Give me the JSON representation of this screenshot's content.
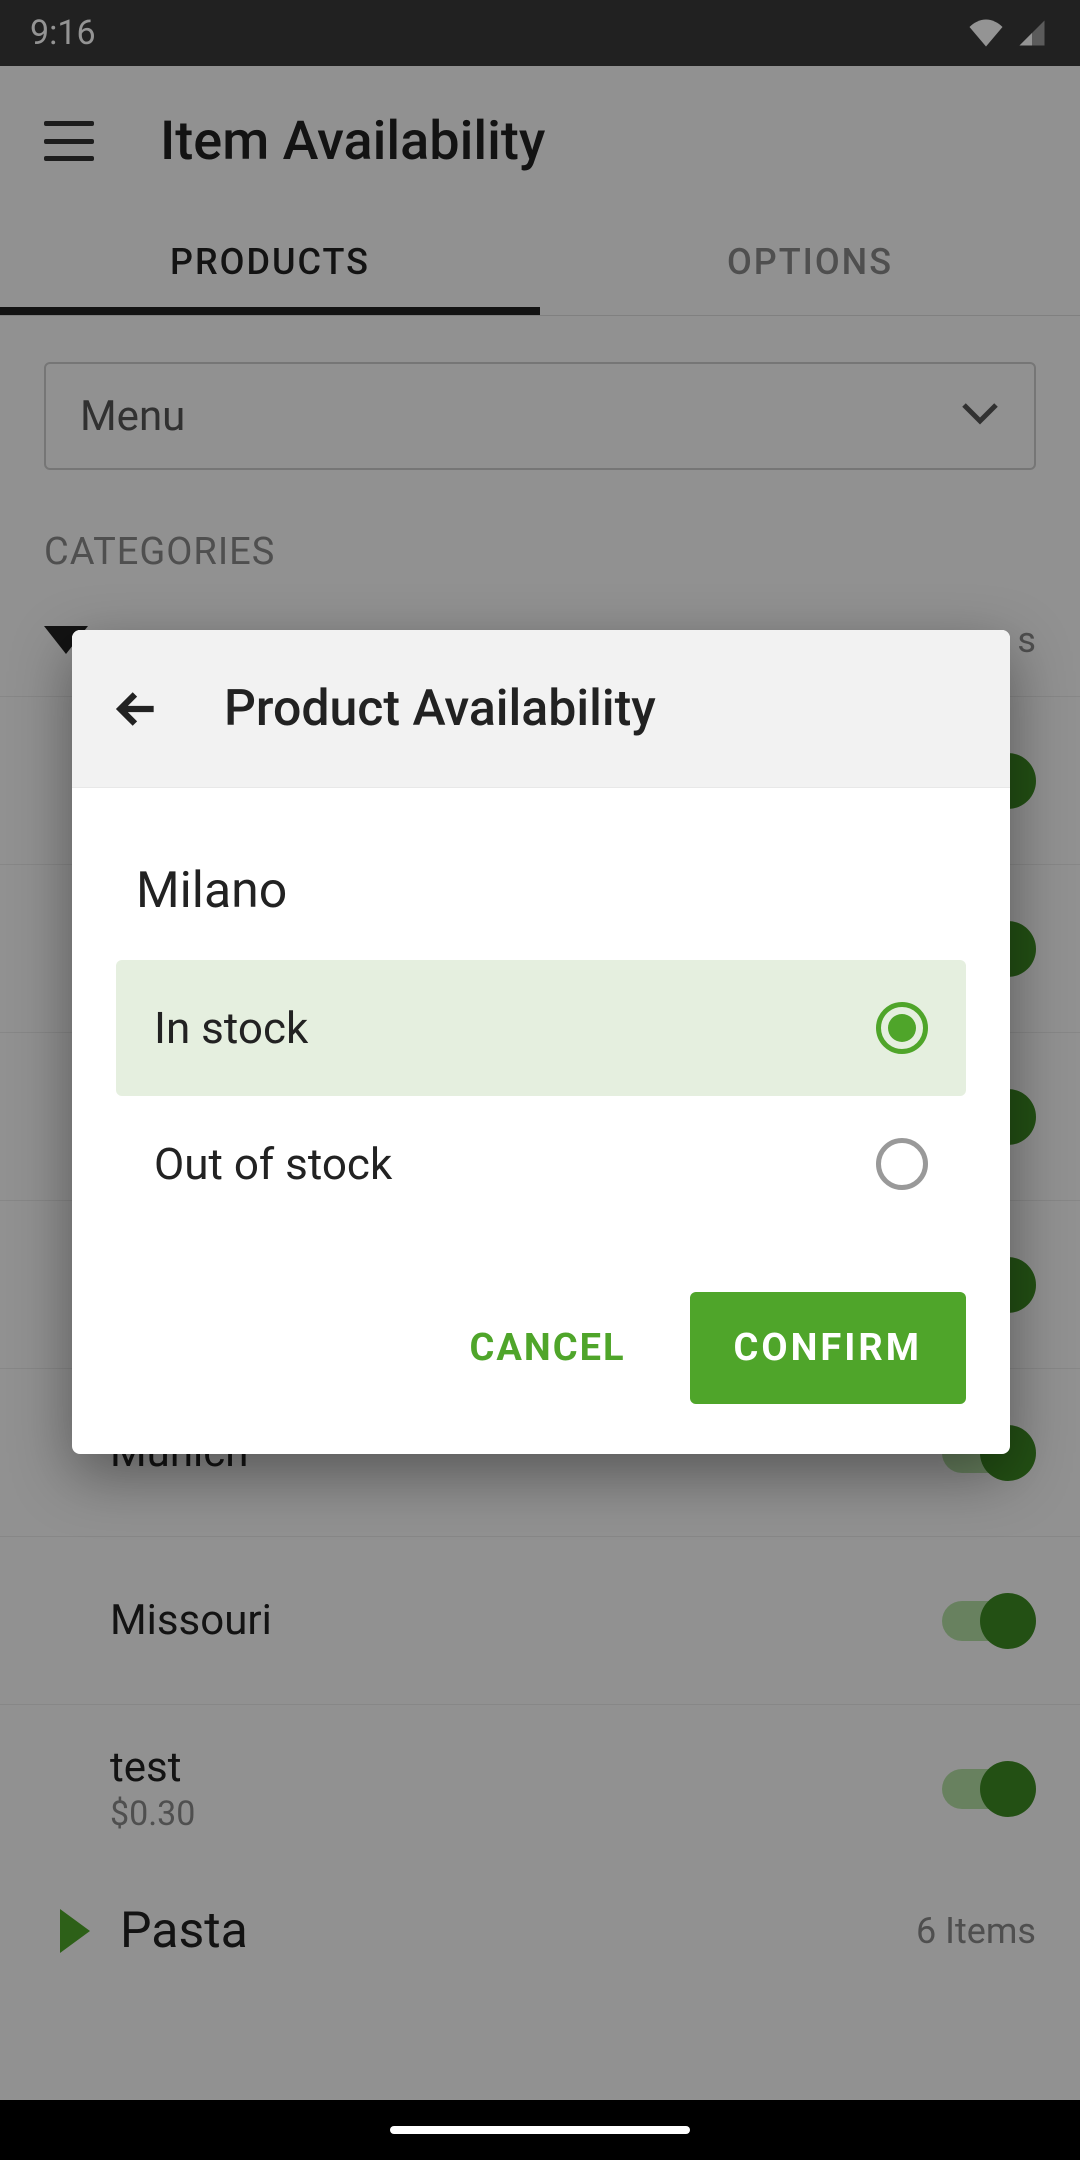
{
  "status": {
    "time": "9:16"
  },
  "header": {
    "title": "Item Availability"
  },
  "tabs": {
    "products": "PRODUCTS",
    "options": "OPTIONS"
  },
  "dropdown": {
    "label": "Menu"
  },
  "section": {
    "categories": "CATEGORIES"
  },
  "items": {
    "0": {
      "name": "Munich"
    },
    "1": {
      "name": "Missouri"
    },
    "2": {
      "name": "test",
      "price": "$0.30"
    }
  },
  "bottom": {
    "name": "Pasta",
    "count": "6 Items"
  },
  "modal": {
    "title": "Product Availability",
    "product": "Milano",
    "options": {
      "in": "In stock",
      "out": "Out of stock"
    },
    "cancel": "CANCEL",
    "confirm": "CONFIRM"
  }
}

========================================================================

— TASK REQUIREMENTS —
Filter the records above for "Availability" and copy every matching line.

— TASK RESULT —
    "title": "Item Availability"
    "title": "Product Availability",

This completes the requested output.